**WHAT YOU NEED TO DO**. Using the data below, copy each line that includes the word "lista".

**SOURCE RECORDS**.
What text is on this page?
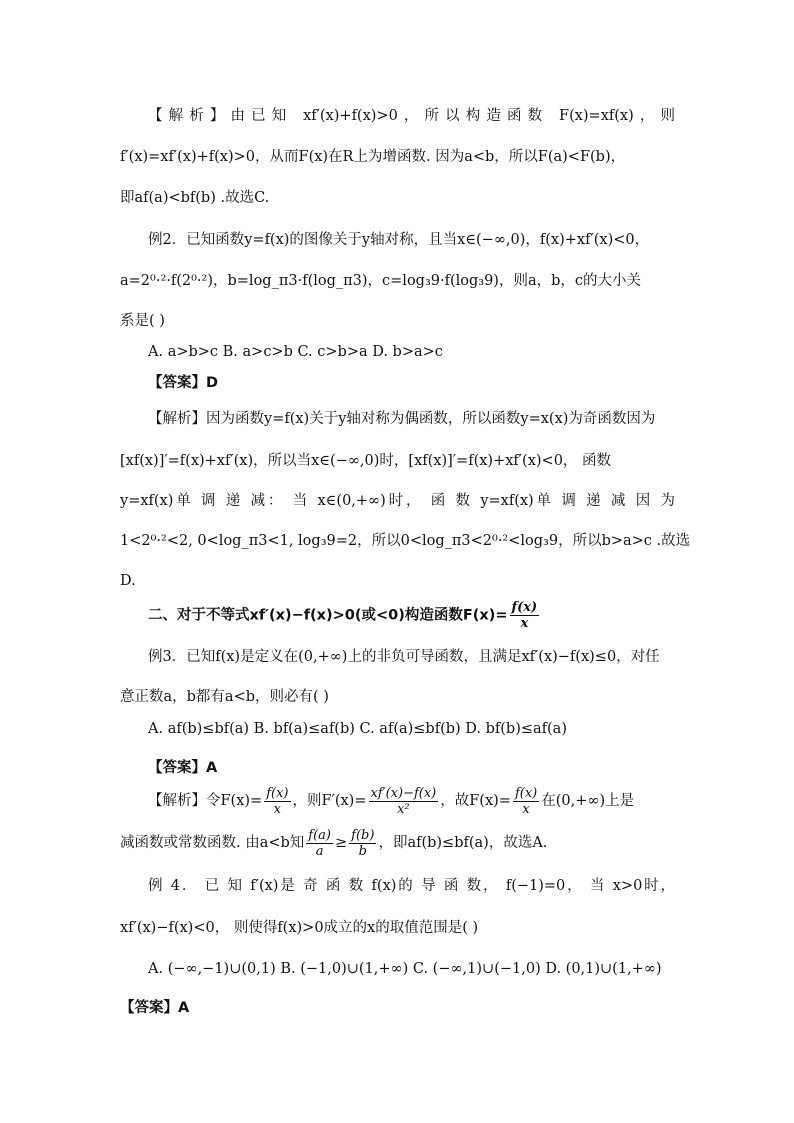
【解析】由已知 xf′(x)+f(x)>0，所以构造函数 F(x)=xf(x)，则
f′(x)=xf′(x)+f(x)>0，从而F(x)在R上为增函数. 因为a<b，所以F(a)<F(b)，
即af(a)<bf(b) .故选C.
例2．已知函数y=f(x)的图像关于y轴对称，且当x∈(−∞,0)，f(x)+xf′(x)<0，
a=2⁰·²·f(2⁰·²)，b=log_π3·f(log_π3)，c=log₃9·f(log₃9)，则a，b，c的大小关
系是( )
A. a>b>c B. a>c>b C. c>b>a D. b>a>c
【答案】D
【解析】因为函数y=f(x)关于y轴对称为偶函数，所以函数y=x(x)为奇函数因为
[xf(x)]′=f(x)+xf′(x)，所以当x∈(−∞,0)时，[xf(x)]′=f(x)+xf′(x)<0， 函数
y=xf(x)单 调 递 减： 当 x∈(0,+∞)时， 函 数 y=xf(x)单 调 递 减 因 为
1<2⁰·²<2, 0<log_π3<1, log₃9=2，所以0<log_π3<2⁰·²<log₃9，所以b>a>c .故选
D.
二、对于不等式xf′(x)−f(x)>0(或<0)构造函数$F(x)= \frac{f(x)}{x}$
例3．已知f(x)是定义在(0,+∞)上的非负可导函数，且满足xf′(x)−f(x)≤0，对任
意正数a，b都有a<b，则必有( )
A. af(b)≤bf(a) B. bf(a)≤af(b) C. af(a)≤bf(b) D. bf(b)≤af(a)
【答案】A
【解析】令$F(x)= \frac{f(x)}{x}$ ，则$F'(x)= \frac{xf'(x)-f(x)}{\text{x²}}$ ，故$F(x)= \frac{f(x)}{x}$ 在(0,+∞)上是
减函数或常数函数. 由a<b知 $\frac{f(a)}{a} \ge \frac{f(b)}{b}$ ，即af(b)≤bf(a)，故选A.
例 4． 已 知 f′(x)是 奇 函 数 f(x)的 导 函 数， f(−1)=0， 当 x>0时，
xf′(x)−f(x)<0， 则使得f(x)>0成立的x的取值范围是( )
A. (−∞,−1)∪(0,1) B. (−1,0)∪(1,+∞) C. (−∞,1)∪(−1,0) D. (0,1)∪(1,+∞)
【答案】A
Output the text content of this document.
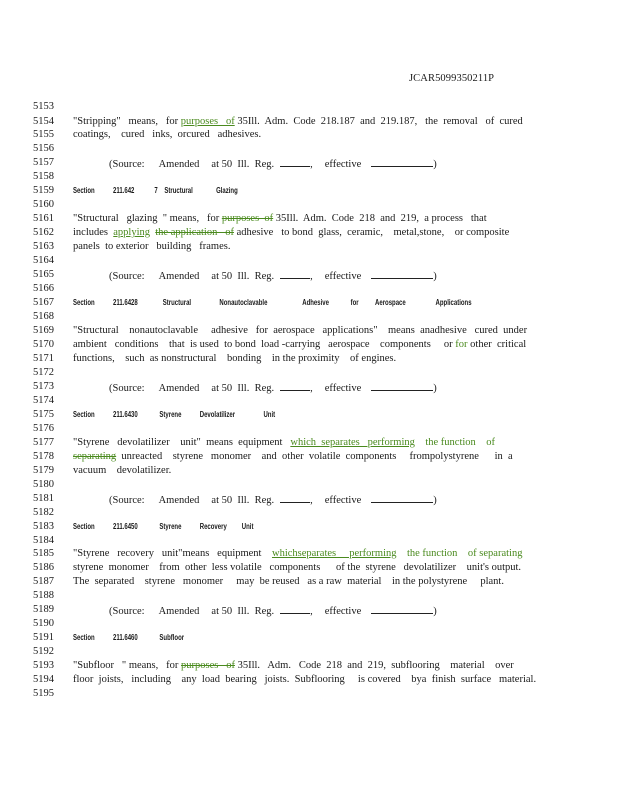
JCAR5099350211P
5153
5154
5155
5156
5157
5158
5159
5160
5161
5162
5163
5164
5165
5166
5167
5168
5169
5170
5171
5172
5173
5174
5175
5176
5177
5178
5179
5180
5181
5182
5183
5184
5185
5186
5187
5188
5189
5190
5191
5192
5193
5194
5195
"Stripping"   means,   for purposes   of 35Ill.  Adm.  Code  218.187  and  219.187,   the  removal   of  cured
coatings,    cured   inks,  orcured   adhesives.
(Source: Amended at 50  Ill.  Reg.	, effective	)
Section 211.642	7 Structural	Glazing
"Structural   glazing  " means,   for purposes  of 35Ill.  Adm.  Code  218  and  219,  a process   that
includes  applying the application   of adhesive   to bond  glass,  ceramic,    metal,stone,    or composite
panels  to exterior   building   frames.
(Source: Amended at 50  Ill.  Reg.	, effective	)
Section 211.6428	Structural	Nonautoclavable	Adhesive	for Aerospace	Applications
"Structural    nonautoclavable     adhesive   for  aerospace   applications"    means  anadhesive   cured  under
ambient   conditions    that  is used  to bond  load -carrying   aerospace    components     or for other  critical
functions,    such  as nonstructural    bonding    in the proximity    of engines.
(Source: Amended at 50  Ill.  Reg.	, effective	)
Section 211.6430	Styrene Devolatilizer	Unit
"Styrene   devolatilizer    unit"  means  equipment   which  separates   performing    the function    of
separating  unreacted    styrene   monomer    and  other  volatile  components     frompolystyrene      in  a
vacuum    devolatilizer.
(Source: Amended at 50  Ill.  Reg.	, effective	)
Section 211.6450	Styrene Recovery Unit
"Styrene   recovery   unit"means   equipment    whichseparates     performing    the function    of separating
styrene  monomer    from  other  less volatile   components      of the  styrene   devolatilizer    unit's output.
The  separated    styrene   monomer     may  be reused   as a raw  material    in the polystyrene     plant.
(Source: Amended at 50  Ill.  Reg.	, effective	)
Section 211.6460	Subfloor
"Subfloor   " means,   for purposes   of 35Ill.   Adm.   Code  218  and  219,  subflooring    material    over
floor  joists,   including    any  load  bearing   joists.  Subflooring     is covered    bya  finish  surface   material.
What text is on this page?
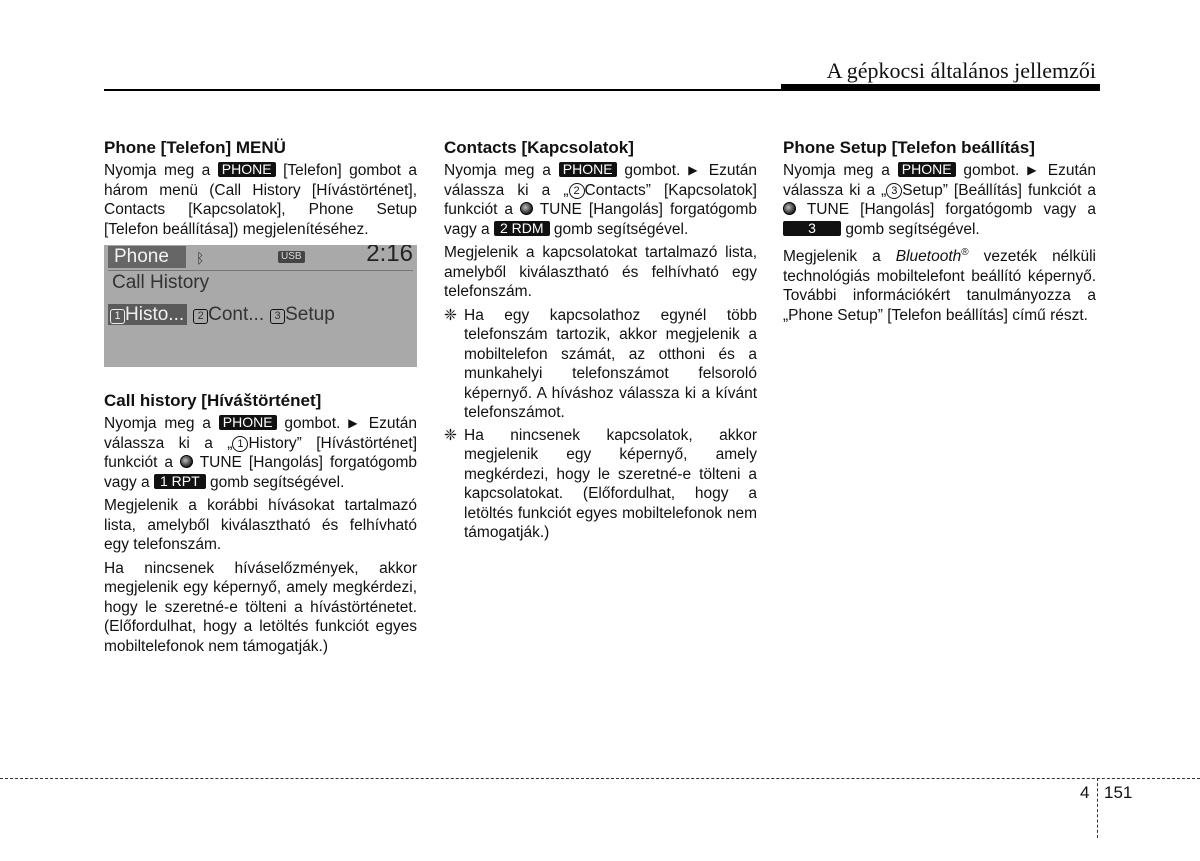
A gépkocsi általános jellemzői
Phone [Telefon] MENÜ

Nyomja meg a PHONE [Telefon] gombot a három menü (Call History [Hívástörténet], Contacts [Kapcsolatok], Phone Setup [Telefon beállítása]) megjelenítéséhez.

Phone	ᛒ	USB	2:16
Call History
1 Histo... 2 Cont... 3 Setup
Call history [Híváštörténet]

Nyomja meg a PHONE gombot. ▶ Ezután válassza ki a „ 1 History” [Hívástörténet] funkciót a TUNE [Hangolás] forgatógomb vagy a 1 RPT gomb segítségével.

Megjelenik a korábbi hívásokat tartalmazó lista, amelyből kiválasztható és felhívható egy telefonszám.

Ha nincsenek híváselőzmények, akkor megjelenik egy képernyő, amely megkérdezi, hogy le szeretné-e tölteni a hívástörténetet. (Előfordulhat, hogy a letöltés funkciót egyes mobiltelefonok nem támogatják.)

Contacts [Kapcsolatok]

Nyomja meg a PHONE gombot. ▶ Ezután válassza ki a „ 2 Contacts” [Kapcsolatok] funkciót a TUNE [Hangolás] forgatógomb vagy a 2 RDM gomb segítségével.

Megjelenik a kapcsolatokat tartalmazó lista, amelyből kiválasztható és felhívható egy telefonszám.

❈ Ha egy kapcsolathoz egynél több telefonszám tartozik, akkor megjelenik a mobiltelefon számát, az otthoni és a munkahelyi telefonszámot felsoroló képernyő. A híváshoz válassza ki a kívánt telefonszámot.
❈ Ha nincsenek kapcsolatok, akkor megjelenik egy képernyő, amely megkérdezi, hogy le szeretné-e tölteni a kapcsolatokat. (Előfordulhat, hogy a letöltés funkciót egyes mobiltelefonok nem támogatják.)
Phone Setup [Telefon beállítás]

Nyomja meg a PHONE gombot. ▶ Ezután válassza ki a „ 3 Setup” [Beállítás] funkciót a  TUNE [Hangolás] forgatógomb vagy a 3 gomb segítségével.

Megjelenik a Bluetooth® vezeték nélküli technológiás mobiltelefont beállító képernyő. További információkért tanulmányozza a „Phone Setup” [Telefon beállítás] című részt.

4 151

**TASK OUTPUT**.
Megjelenik a korábbi hívásokat tartalmazó lista, amelyből kiválasztható és felhívható egy telefonszám.
Megjelenik a kapcsolatokat tartalmazó lista, amelyből kiválasztható és felhívható egy telefonszám.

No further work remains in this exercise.